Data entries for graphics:
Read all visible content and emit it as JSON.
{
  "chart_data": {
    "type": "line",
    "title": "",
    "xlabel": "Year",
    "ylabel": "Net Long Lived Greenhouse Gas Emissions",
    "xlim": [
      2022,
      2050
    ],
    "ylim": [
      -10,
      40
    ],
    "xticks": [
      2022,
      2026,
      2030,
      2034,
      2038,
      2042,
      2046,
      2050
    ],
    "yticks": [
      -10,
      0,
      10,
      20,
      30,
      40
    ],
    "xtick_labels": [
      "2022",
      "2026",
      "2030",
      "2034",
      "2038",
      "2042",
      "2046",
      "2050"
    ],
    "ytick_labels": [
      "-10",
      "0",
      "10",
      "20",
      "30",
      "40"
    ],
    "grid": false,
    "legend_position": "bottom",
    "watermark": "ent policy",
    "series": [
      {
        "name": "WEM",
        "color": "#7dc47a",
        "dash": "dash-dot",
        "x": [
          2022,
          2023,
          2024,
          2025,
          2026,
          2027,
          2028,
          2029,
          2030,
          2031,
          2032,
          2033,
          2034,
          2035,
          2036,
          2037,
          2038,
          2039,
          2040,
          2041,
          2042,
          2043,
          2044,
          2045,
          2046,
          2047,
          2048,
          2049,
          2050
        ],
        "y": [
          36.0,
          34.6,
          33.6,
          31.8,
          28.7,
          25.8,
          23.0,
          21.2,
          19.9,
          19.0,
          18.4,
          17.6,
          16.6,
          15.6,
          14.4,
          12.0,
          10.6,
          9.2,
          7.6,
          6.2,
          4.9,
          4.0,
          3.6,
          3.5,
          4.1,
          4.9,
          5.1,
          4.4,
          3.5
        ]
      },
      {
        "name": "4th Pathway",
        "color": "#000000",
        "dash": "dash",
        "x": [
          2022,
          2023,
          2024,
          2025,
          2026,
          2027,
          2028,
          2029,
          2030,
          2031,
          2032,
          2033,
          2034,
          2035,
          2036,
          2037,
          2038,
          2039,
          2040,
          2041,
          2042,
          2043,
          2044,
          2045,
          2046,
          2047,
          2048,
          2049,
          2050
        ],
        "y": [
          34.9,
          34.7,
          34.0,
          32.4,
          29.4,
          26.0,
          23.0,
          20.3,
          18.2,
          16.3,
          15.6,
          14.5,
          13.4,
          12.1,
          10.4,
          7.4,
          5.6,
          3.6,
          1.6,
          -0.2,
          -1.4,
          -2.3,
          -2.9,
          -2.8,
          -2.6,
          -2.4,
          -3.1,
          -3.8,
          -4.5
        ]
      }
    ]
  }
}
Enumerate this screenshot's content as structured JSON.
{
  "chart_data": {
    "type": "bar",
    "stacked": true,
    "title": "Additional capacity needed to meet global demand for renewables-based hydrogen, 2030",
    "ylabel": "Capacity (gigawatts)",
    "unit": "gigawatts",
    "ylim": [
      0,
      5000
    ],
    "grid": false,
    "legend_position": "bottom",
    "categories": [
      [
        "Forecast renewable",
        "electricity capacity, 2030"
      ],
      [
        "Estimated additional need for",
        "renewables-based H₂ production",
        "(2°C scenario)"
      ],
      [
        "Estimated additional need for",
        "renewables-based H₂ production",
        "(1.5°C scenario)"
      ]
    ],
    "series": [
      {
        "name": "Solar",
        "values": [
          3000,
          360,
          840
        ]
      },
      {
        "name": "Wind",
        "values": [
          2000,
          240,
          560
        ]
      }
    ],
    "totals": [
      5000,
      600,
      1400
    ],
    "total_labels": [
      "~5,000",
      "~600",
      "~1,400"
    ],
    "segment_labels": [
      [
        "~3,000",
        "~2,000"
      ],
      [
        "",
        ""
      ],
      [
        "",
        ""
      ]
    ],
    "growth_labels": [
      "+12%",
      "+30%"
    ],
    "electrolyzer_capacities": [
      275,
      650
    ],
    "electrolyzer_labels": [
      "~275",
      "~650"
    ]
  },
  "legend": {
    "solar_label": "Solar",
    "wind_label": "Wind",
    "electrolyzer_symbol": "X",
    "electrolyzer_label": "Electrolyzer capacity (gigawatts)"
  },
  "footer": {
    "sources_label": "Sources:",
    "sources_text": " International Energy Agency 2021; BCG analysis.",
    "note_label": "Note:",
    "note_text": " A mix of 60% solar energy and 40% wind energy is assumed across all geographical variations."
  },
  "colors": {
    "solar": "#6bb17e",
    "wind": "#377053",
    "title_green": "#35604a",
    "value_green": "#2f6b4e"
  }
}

**Set problem**
Quote the data above in full, changing nothing.

**Result**
Read all visible content and emit it as JSON.
{
  "chart_data": {
    "type": "line",
    "title": "",
    "xlabel": "Year",
    "ylabel": "Net Long Lived Greenhouse Gas Emissions",
    "xlim": [
      2022,
      2050
    ],
    "ylim": [
      -10,
      40
    ],
    "xticks": [
      2022,
      2026,
      2030,
      2034,
      2038,
      2042,
      2046,
      2050
    ],
    "yticks": [
      -10,
      0,
      10,
      20,
      30,
      40
    ],
    "xtick_labels": [
      "2022",
      "2026",
      "2030",
      "2034",
      "2038",
      "2042",
      "2046",
      "2050"
    ],
    "ytick_labels": [
      "-10",
      "0",
      "10",
      "20",
      "30",
      "40"
    ],
    "grid": false,
    "legend_position": "bottom",
    "watermark": "ent policy",
    "series": [
      {
        "name": "WEM",
        "color": "#7dc47a",
        "dash": "dash-dot",
        "x": [
          2022,
          2023,
          2024,
          2025,
          2026,
          2027,
          2028,
          2029,
          2030,
          2031,
          2032,
          2033,
          2034,
          2035,
          2036,
          2037,
          2038,
          2039,
          2040,
          2041,
          2042,
          2043,
          2044,
          2045,
          2046,
          2047,
          2048,
          2049,
          2050
        ],
        "y": [
          36.0,
          34.6,
          33.6,
          31.8,
          28.7,
          25.8,
          23.0,
          21.2,
          19.9,
          19.0,
          18.4,
          17.6,
          16.6,
          15.6,
          14.4,
          12.0,
          10.6,
          9.2,
          7.6,
          6.2,
          4.9,
          4.0,
          3.6,
          3.5,
          4.1,
          4.9,
          5.1,
          4.4,
          3.5
        ]
      },
      {
        "name": "4th Pathway",
        "color": "#000000",
        "dash": "dash",
        "x": [
          2022,
          2023,
          2024,
          2025,
          2026,
          2027,
          2028,
          2029,
          2030,
          2031,
          2032,
          2033,
          2034,
          2035,
          2036,
          2037,
          2038,
          2039,
          2040,
          2041,
          2042,
          2043,
          2044,
          2045,
          2046,
          2047,
          2048,
          2049,
          2050
        ],
        "y": [
          34.9,
          34.7,
          34.0,
          32.4,
          29.4,
          26.0,
          23.0,
          20.3,
          18.2,
          16.3,
          15.6,
          14.5,
          13.4,
          12.1,
          10.4,
          7.4,
          5.6,
          3.6,
          1.6,
          -0.2,
          -1.4,
          -2.3,
          -2.9,
          -2.8,
          -2.6,
          -2.4,
          -3.1,
          -3.8,
          -4.5
        ]
      }
    ]
  }
}
Enumerate this screenshot's content as structured JSON.
{
  "chart_data": {
    "type": "bar",
    "stacked": true,
    "title": "Additional capacity needed to meet global demand for renewables-based hydrogen, 2030",
    "ylabel": "Capacity (gigawatts)",
    "unit": "gigawatts",
    "ylim": [
      0,
      5000
    ],
    "grid": false,
    "legend_position": "bottom",
    "categories": [
      [
        "Forecast renewable",
        "electricity capacity, 2030"
      ],
      [
        "Estimated additional need for",
        "renewables-based H₂ production",
        "(2°C scenario)"
      ],
      [
        "Estimated additional need for",
        "renewables-based H₂ production",
        "(1.5°C scenario)"
      ]
    ],
    "series": [
      {
        "name": "Solar",
        "values": [
          3000,
          360,
          840
        ]
      },
      {
        "name": "Wind",
        "values": [
          2000,
          240,
          560
        ]
      }
    ],
    "totals": [
      5000,
      600,
      1400
    ],
    "total_labels": [
      "~5,000",
      "~600",
      "~1,400"
    ],
    "segment_labels": [
      [
        "~3,000",
        "~2,000"
      ],
      [
        "",
        ""
      ],
      [
        "",
        ""
      ]
    ],
    "growth_labels": [
      "+12%",
      "+30%"
    ],
    "electrolyzer_capacities": [
      275,
      650
    ],
    "electrolyzer_labels": [
      "~275",
      "~650"
    ]
  },
  "legend": {
    "solar_label": "Solar",
    "wind_label": "Wind",
    "electrolyzer_symbol": "X",
    "electrolyzer_label": "Electrolyzer capacity (gigawatts)"
  },
  "footer": {
    "sources_label": "Sources:",
    "sources_text": " International Energy Agency 2021; BCG analysis.",
    "note_label": "Note:",
    "note_text": " A mix of 60% solar energy and 40% wind energy is assumed across all geographical variations."
  },
  "colors": {
    "solar": "#6bb17e",
    "wind": "#377053",
    "title_green": "#35604a",
    "value_green": "#2f6b4e"
  }
}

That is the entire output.